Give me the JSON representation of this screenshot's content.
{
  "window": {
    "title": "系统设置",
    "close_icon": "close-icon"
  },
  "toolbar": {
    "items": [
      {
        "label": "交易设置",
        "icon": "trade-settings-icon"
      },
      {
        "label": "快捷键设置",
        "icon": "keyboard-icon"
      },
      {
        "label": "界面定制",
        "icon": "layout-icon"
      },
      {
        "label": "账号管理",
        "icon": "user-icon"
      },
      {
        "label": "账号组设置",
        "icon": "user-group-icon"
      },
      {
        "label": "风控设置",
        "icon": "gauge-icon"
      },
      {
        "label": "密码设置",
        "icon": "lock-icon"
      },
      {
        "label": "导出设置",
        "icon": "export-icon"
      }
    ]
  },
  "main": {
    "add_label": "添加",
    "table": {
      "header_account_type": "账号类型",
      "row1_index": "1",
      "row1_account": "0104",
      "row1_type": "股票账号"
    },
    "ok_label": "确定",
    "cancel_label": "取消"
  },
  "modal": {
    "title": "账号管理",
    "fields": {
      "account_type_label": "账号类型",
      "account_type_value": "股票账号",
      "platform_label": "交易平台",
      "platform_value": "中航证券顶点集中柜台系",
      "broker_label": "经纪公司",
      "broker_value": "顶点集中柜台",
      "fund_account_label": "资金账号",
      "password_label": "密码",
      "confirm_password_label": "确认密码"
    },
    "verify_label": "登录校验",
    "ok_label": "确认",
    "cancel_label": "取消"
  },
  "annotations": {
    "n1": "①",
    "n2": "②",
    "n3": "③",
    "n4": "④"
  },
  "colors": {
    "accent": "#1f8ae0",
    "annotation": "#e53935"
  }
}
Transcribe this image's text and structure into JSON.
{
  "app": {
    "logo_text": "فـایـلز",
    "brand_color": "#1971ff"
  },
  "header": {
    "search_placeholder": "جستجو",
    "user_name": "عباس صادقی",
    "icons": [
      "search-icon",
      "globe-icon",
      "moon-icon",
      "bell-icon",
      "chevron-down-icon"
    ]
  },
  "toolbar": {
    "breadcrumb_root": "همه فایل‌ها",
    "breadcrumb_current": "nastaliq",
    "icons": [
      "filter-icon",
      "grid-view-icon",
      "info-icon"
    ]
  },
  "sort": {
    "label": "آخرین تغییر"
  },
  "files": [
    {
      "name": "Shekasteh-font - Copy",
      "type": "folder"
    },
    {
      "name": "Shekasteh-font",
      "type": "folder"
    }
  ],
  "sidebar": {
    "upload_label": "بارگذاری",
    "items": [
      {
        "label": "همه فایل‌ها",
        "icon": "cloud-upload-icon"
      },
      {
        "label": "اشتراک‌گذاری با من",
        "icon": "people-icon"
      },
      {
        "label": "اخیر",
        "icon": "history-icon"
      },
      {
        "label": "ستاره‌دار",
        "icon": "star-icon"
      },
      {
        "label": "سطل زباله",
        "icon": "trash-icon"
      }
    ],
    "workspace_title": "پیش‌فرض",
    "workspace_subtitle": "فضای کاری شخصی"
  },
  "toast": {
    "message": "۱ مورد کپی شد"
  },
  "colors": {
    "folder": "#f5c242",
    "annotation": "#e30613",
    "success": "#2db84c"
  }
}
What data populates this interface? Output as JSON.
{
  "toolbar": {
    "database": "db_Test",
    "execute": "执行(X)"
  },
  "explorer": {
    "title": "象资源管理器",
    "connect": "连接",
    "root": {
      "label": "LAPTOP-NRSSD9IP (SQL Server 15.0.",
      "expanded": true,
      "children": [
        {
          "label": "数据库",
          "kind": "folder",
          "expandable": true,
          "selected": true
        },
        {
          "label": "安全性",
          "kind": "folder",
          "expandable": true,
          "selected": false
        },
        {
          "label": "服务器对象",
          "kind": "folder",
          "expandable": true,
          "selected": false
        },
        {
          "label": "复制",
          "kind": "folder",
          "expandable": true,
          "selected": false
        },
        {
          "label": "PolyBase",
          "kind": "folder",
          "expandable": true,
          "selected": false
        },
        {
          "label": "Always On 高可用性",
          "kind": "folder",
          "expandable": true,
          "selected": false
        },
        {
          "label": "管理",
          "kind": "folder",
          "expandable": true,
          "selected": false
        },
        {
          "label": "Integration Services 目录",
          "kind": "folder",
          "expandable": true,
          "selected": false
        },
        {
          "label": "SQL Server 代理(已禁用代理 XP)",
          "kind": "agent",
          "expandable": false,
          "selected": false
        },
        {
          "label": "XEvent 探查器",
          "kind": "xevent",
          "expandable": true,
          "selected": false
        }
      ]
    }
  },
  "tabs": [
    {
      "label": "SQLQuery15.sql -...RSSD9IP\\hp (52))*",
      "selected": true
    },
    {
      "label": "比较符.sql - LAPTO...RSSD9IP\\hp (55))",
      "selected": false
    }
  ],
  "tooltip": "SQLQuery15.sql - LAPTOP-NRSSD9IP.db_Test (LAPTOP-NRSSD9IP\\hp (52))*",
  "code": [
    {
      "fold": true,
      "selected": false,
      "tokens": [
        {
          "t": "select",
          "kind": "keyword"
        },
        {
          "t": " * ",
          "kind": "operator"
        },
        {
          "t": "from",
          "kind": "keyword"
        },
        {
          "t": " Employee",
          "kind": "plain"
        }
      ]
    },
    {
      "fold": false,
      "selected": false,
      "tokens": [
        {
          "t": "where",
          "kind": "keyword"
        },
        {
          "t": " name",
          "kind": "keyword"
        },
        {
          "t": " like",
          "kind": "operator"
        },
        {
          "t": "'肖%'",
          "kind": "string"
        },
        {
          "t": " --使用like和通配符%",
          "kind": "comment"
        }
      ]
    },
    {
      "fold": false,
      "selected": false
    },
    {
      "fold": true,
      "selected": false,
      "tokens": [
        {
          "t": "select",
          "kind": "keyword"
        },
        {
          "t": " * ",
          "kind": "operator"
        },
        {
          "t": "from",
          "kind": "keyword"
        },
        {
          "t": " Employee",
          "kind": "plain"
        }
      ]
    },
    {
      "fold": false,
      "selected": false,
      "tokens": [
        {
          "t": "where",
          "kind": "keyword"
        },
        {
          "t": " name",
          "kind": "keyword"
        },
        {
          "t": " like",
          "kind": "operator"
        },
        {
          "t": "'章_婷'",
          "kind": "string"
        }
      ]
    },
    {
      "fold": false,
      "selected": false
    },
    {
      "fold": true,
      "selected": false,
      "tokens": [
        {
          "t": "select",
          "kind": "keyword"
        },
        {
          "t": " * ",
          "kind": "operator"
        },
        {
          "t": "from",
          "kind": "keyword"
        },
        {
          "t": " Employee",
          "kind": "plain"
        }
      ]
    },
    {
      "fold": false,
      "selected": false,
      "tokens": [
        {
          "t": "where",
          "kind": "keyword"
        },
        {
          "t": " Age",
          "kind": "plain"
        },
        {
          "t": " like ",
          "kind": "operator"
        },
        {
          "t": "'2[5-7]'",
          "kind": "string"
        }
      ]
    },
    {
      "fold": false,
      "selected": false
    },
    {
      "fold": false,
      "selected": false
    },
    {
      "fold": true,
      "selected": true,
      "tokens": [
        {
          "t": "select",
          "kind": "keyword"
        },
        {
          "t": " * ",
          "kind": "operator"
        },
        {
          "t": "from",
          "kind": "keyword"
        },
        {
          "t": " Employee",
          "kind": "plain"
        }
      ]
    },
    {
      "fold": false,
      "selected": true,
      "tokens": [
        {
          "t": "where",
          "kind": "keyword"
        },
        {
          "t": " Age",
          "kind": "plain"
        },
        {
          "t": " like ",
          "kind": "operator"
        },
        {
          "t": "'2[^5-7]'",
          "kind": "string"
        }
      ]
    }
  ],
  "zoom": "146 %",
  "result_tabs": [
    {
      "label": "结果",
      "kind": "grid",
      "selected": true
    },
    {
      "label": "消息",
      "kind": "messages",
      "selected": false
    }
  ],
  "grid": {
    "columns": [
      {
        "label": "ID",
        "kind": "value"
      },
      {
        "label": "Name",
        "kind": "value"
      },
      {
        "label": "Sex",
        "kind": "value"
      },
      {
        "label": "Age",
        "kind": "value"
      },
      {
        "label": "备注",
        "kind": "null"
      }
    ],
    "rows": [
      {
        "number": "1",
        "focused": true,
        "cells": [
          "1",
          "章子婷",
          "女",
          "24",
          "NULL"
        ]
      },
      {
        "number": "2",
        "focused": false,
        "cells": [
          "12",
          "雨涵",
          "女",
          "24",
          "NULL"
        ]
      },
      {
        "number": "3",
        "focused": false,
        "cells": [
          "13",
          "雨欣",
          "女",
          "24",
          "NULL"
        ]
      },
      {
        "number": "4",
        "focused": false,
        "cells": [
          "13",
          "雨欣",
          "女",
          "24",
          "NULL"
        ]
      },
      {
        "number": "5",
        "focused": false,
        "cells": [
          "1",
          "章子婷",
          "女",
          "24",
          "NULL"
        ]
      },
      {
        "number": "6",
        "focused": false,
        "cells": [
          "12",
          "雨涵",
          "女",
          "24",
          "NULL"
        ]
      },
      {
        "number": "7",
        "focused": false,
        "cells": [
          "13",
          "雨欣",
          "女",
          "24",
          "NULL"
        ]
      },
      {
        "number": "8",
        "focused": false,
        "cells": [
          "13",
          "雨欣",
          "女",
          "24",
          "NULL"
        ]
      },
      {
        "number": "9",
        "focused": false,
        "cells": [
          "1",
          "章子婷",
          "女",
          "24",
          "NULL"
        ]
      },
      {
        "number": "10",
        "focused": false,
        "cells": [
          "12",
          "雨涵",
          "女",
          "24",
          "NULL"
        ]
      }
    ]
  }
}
.....
_EXERCISE REQUIREMENTS_: Show every line of the records above that contains the word "JSON".

_FINAL RESULT_:
Give me the JSON representation of this screenshot's content.
Transcribe this image's text and structure into JSON.
What data populates this interface? Output as JSON.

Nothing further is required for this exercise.